_THE INPUT_
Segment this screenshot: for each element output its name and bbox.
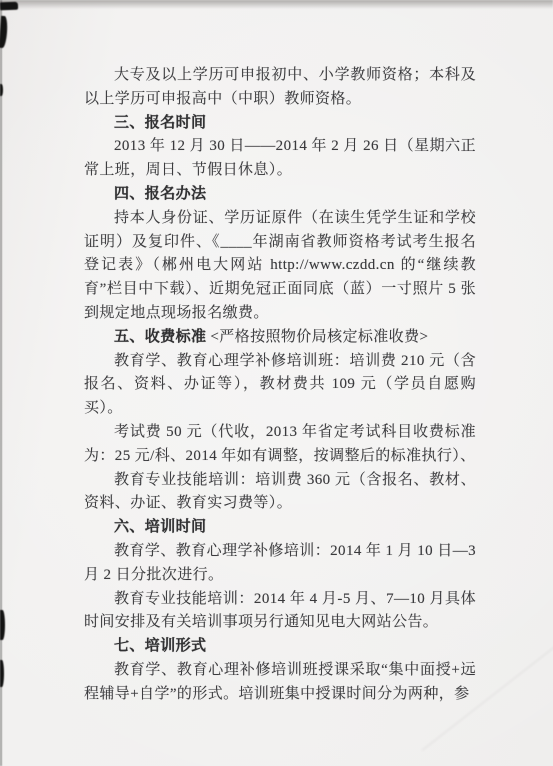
scan-edge-line-left bbox=[0, 0, 2, 766]
scan-artifact-left-mark bbox=[0, 16, 8, 48]
section-heading-6-training-time: 六、培训时间 bbox=[84, 516, 476, 540]
paragraph-training-schedule-1: 教育学、教育心理学补修培训：2014 年 1 月 10 日—3 月 2 日分批次… bbox=[84, 540, 476, 588]
scan-edge-shadow-top bbox=[0, 0, 553, 9]
heading-title: 五、收费标准 bbox=[114, 329, 206, 345]
scan-artifact-left-blob-bottom bbox=[0, 660, 4, 687]
section-heading-5-fee-standard: 五、收费标准<严格按照物价局核定标准收费> bbox=[84, 326, 476, 350]
section-heading-7-training-form: 七、培训形式 bbox=[84, 635, 476, 659]
paragraph-training-form: 教育学、教育心理补修培训班授课采取“集中面授+远程辅导+自学”的形式。培训班集中… bbox=[84, 659, 476, 707]
scanned-document-page: 大专及以上学历可申报初中、小学教师资格；本科及以上学历可申报高中（中职）教师资格… bbox=[0, 0, 553, 766]
paragraph-signup-method: 持本人身份证、学历证原件（在读生凭学生证和学校证明）及复印件、《____年湖南省… bbox=[84, 207, 476, 326]
heading-note: <严格按照物价局核定标准收费> bbox=[206, 329, 428, 345]
scan-artifact-left-blob-lower bbox=[0, 610, 5, 640]
document-body: 大专及以上学历可申报初中、小学教师资格；本科及以上学历可申报高中（中职）教师资格… bbox=[84, 64, 476, 707]
scan-artifact-left-dot bbox=[0, 84, 3, 96]
paragraph-exam-fee: 考试费 50 元（代收，2013 年省定考试科目收费标准为：25 元/科、201… bbox=[84, 421, 476, 469]
paragraph-eligibility: 大专及以上学历可申报初中、小学教师资格；本科及以上学历可申报高中（中职）教师资格… bbox=[84, 64, 476, 112]
paragraph-skill-training-fee: 教育专业技能培训：培训费 360 元（含报名、教材、资料、办证、教育实习费等）。 bbox=[84, 469, 476, 517]
scan-artifact-corner-mark bbox=[0, 2, 18, 11]
paragraph-training-schedule-2: 教育专业技能培训：2014 年 4 月-5 月、7—10 月具体时间安排及有关培… bbox=[84, 588, 476, 636]
section-heading-3-signup-time: 三、报名时间 bbox=[84, 112, 476, 136]
paragraph-training-fee: 教育学、教育心理学补修培训班：培训费 210 元（含报名、资料、办证等），教材费… bbox=[84, 350, 476, 421]
section-heading-4-signup-method: 四、报名办法 bbox=[84, 183, 476, 207]
paragraph-signup-dates: 2013 年 12 月 30 日——2014 年 2 月 26 日（星期六正常上… bbox=[84, 135, 476, 183]
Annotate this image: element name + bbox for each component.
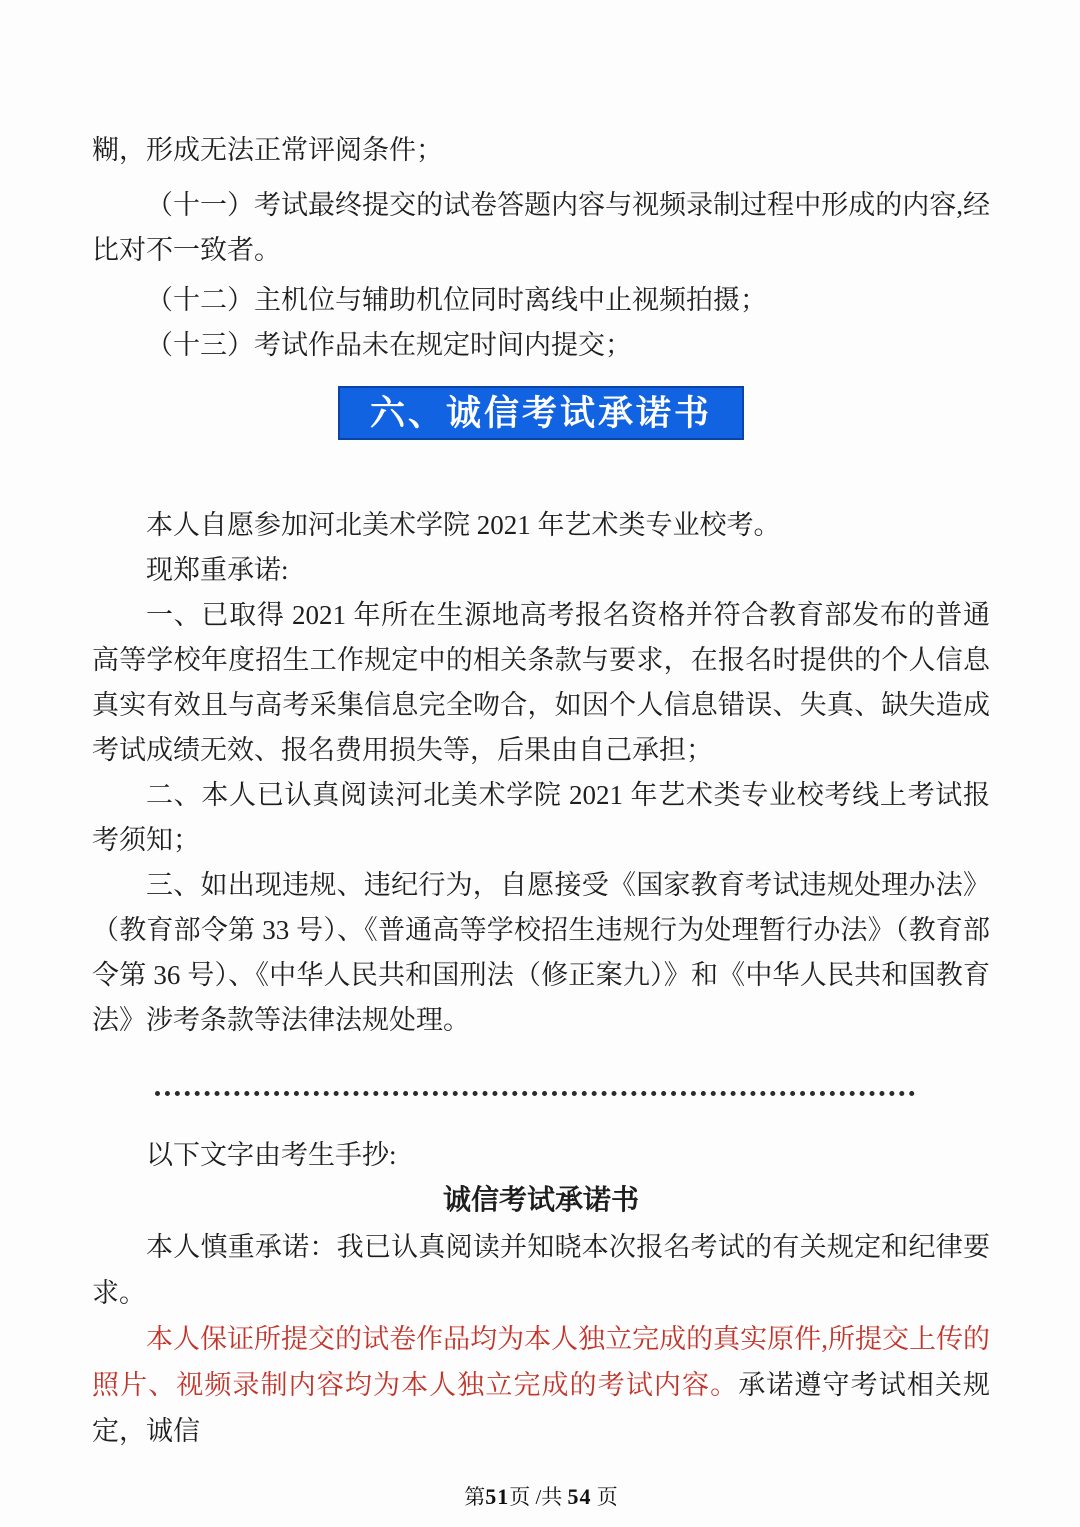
- pledge-item-3: 三、如出现违规、违纪行为，自愿接受《国家教育考试违规处理办法》（教育部令第 33…: [92, 863, 990, 1043]
- section-banner: 六、诚信考试承诺书: [338, 386, 744, 440]
- footer-label-mid: 页 /共: [509, 1485, 567, 1509]
- pledge-section: 本人自愿参加河北美术学院 2021 年艺术类专业校考。 现郑重承诺: 一、已取得…: [92, 503, 990, 1043]
- document-content: 糊，形成无法正常评阅条件； （十一）考试最终提交的试卷答题内容与视频录制过程中形…: [0, 0, 1080, 1512]
- rule-continuation-line: 糊，形成无法正常评阅条件；: [92, 128, 990, 173]
- footer-label-di: 第: [464, 1485, 485, 1509]
- pledge-item-2: 二、本人已认真阅读河北美术学院 2021 年艺术类专业校考线上考试报考须知；: [92, 773, 990, 863]
- rules-section: 糊，形成无法正常评阅条件； （十一）考试最终提交的试卷答题内容与视频录制过程中形…: [92, 128, 990, 368]
- pledge-declaration: 现郑重承诺:: [92, 548, 990, 593]
- footer-label-end: 页: [592, 1485, 618, 1509]
- footer-total-page-number: 54: [568, 1484, 592, 1509]
- rule-item-11: （十一）考试最终提交的试卷答题内容与视频录制过程中形成的内容,经比对不一致者。: [92, 183, 990, 273]
- document-page: 糊，形成无法正常评阅条件； （十一）考试最终提交的试卷答题内容与视频录制过程中形…: [0, 0, 1080, 1527]
- handwritten-instruction: 以下文字由考生手抄:: [92, 1132, 990, 1178]
- handwritten-title: 诚信考试承诺书: [92, 1178, 990, 1224]
- page-footer: 第51页 /共 54 页: [92, 1482, 990, 1512]
- dotted-divider: [155, 1091, 915, 1096]
- pledge-intro: 本人自愿参加河北美术学院 2021 年艺术类专业校考。: [92, 503, 990, 548]
- footer-current-page-number: 51: [485, 1484, 509, 1509]
- handwritten-guarantee-paragraph: 本人保证所提交的试卷作品均为本人独立完成的真实原件,所提交上传的照片、视频录制内…: [92, 1316, 990, 1454]
- pledge-item-1: 一、已取得 2021 年所在生源地高考报名资格并符合教育部发布的普通高等学校年度…: [92, 593, 990, 773]
- handwritten-promise-line: 本人慎重承诺：我已认真阅读并知晓本次报名考试的有关规定和纪律要求。: [92, 1224, 990, 1316]
- section-banner-title: 六、诚信考试承诺书: [370, 391, 712, 436]
- rule-item-12: （十二）主机位与辅助机位同时离线中止视频拍摄；: [92, 278, 990, 323]
- handwritten-section: 以下文字由考生手抄: 诚信考试承诺书 本人慎重承诺：我已认真阅读并知晓本次报名考…: [92, 1132, 990, 1454]
- rule-item-13: （十三）考试作品未在规定时间内提交；: [92, 323, 990, 368]
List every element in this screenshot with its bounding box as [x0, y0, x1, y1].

_OBJECTIVE_
Can you repeat every line of all the records above word for word, leaving out the pictures?

_RESULT OF THE EXERCISE_
Segment this screenshot: for each element output its name and bbox.
scan-edge-line-left bbox=[0, 0, 2, 766]
scan-artifact-left-mark bbox=[0, 16, 8, 48]
section-heading-6-training-time: 六、培训时间 bbox=[84, 516, 476, 540]
paragraph-training-schedule-1: 教育学、教育心理学补修培训：2014 年 1 月 10 日—3 月 2 日分批次… bbox=[84, 540, 476, 588]
scan-edge-shadow-top bbox=[0, 0, 553, 9]
heading-title: 五、收费标准 bbox=[114, 329, 206, 345]
scan-artifact-left-blob-bottom bbox=[0, 660, 4, 687]
section-heading-5-fee-standard: 五、收费标准<严格按照物价局核定标准收费> bbox=[84, 326, 476, 350]
section-heading-7-training-form: 七、培训形式 bbox=[84, 635, 476, 659]
paragraph-training-form: 教育学、教育心理补修培训班授课采取“集中面授+远程辅导+自学”的形式。培训班集中… bbox=[84, 659, 476, 707]
scanned-document-page: 大专及以上学历可申报初中、小学教师资格；本科及以上学历可申报高中（中职）教师资格… bbox=[0, 0, 553, 766]
paragraph-signup-method: 持本人身份证、学历证原件（在读生凭学生证和学校证明）及复印件、《____年湖南省… bbox=[84, 207, 476, 326]
heading-note: <严格按照物价局核定标准收费> bbox=[206, 329, 428, 345]
scan-artifact-left-blob-lower bbox=[0, 610, 5, 640]
document-body: 大专及以上学历可申报初中、小学教师资格；本科及以上学历可申报高中（中职）教师资格… bbox=[84, 64, 476, 707]
scan-artifact-left-dot bbox=[0, 84, 3, 96]
paragraph-exam-fee: 考试费 50 元（代收，2013 年省定考试科目收费标准为：25 元/科、201… bbox=[84, 421, 476, 469]
paragraph-eligibility: 大专及以上学历可申报初中、小学教师资格；本科及以上学历可申报高中（中职）教师资格… bbox=[84, 64, 476, 112]
paragraph-skill-training-fee: 教育专业技能培训：培训费 360 元（含报名、教材、资料、办证、教育实习费等）。 bbox=[84, 469, 476, 517]
scan-artifact-corner-mark bbox=[0, 2, 18, 11]
paragraph-training-schedule-2: 教育专业技能培训：2014 年 4 月-5 月、7—10 月具体时间安排及有关培… bbox=[84, 588, 476, 636]
section-heading-3-signup-time: 三、报名时间 bbox=[84, 112, 476, 136]
paragraph-training-fee: 教育学、教育心理学补修培训班：培训费 210 元（含报名、资料、办证等），教材费… bbox=[84, 350, 476, 421]
section-heading-4-signup-method: 四、报名办法 bbox=[84, 183, 476, 207]
paragraph-signup-dates: 2013 年 12 月 30 日——2014 年 2 月 26 日（星期六正常上… bbox=[84, 135, 476, 183]
Annotate this image: element name + bbox for each component.
- pledge-item-3: 三、如出现违规、违纪行为，自愿接受《国家教育考试违规处理办法》（教育部令第 33…: [92, 863, 990, 1043]
- section-banner: 六、诚信考试承诺书: [338, 386, 744, 440]
- footer-label-mid: 页 /共: [509, 1485, 567, 1509]
- pledge-section: 本人自愿参加河北美术学院 2021 年艺术类专业校考。 现郑重承诺: 一、已取得…: [92, 503, 990, 1043]
- document-content: 糊，形成无法正常评阅条件； （十一）考试最终提交的试卷答题内容与视频录制过程中形…: [0, 0, 1080, 1512]
- rule-continuation-line: 糊，形成无法正常评阅条件；: [92, 128, 990, 173]
- footer-label-di: 第: [464, 1485, 485, 1509]
- pledge-item-2: 二、本人已认真阅读河北美术学院 2021 年艺术类专业校考线上考试报考须知；: [92, 773, 990, 863]
- rules-section: 糊，形成无法正常评阅条件； （十一）考试最终提交的试卷答题内容与视频录制过程中形…: [92, 128, 990, 368]
- pledge-declaration: 现郑重承诺:: [92, 548, 990, 593]
- footer-label-end: 页: [592, 1485, 618, 1509]
- footer-total-page-number: 54: [568, 1484, 592, 1509]
- rule-item-11: （十一）考试最终提交的试卷答题内容与视频录制过程中形成的内容,经比对不一致者。: [92, 183, 990, 273]
- document-page: 糊，形成无法正常评阅条件； （十一）考试最终提交的试卷答题内容与视频录制过程中形…: [0, 0, 1080, 1527]
- handwritten-instruction: 以下文字由考生手抄:: [92, 1132, 990, 1178]
- handwritten-title: 诚信考试承诺书: [92, 1178, 990, 1224]
- page-footer: 第51页 /共 54 页: [92, 1482, 990, 1512]
- dotted-divider: [155, 1091, 915, 1096]
- pledge-intro: 本人自愿参加河北美术学院 2021 年艺术类专业校考。: [92, 503, 990, 548]
- footer-current-page-number: 51: [485, 1484, 509, 1509]
- handwritten-guarantee-paragraph: 本人保证所提交的试卷作品均为本人独立完成的真实原件,所提交上传的照片、视频录制内…: [92, 1316, 990, 1454]
- pledge-item-1: 一、已取得 2021 年所在生源地高考报名资格并符合教育部发布的普通高等学校年度…: [92, 593, 990, 773]
- handwritten-promise-line: 本人慎重承诺：我已认真阅读并知晓本次报名考试的有关规定和纪律要求。: [92, 1224, 990, 1316]
- section-banner-title: 六、诚信考试承诺书: [370, 391, 712, 436]
- rule-item-12: （十二）主机位与辅助机位同时离线中止视频拍摄；: [92, 278, 990, 323]
- handwritten-section: 以下文字由考生手抄: 诚信考试承诺书 本人慎重承诺：我已认真阅读并知晓本次报名考…: [92, 1132, 990, 1454]
- rule-item-13: （十三）考试作品未在规定时间内提交；: [92, 323, 990, 368]
List every element in this screenshot with its bounding box as [x0, y0, x1, y1].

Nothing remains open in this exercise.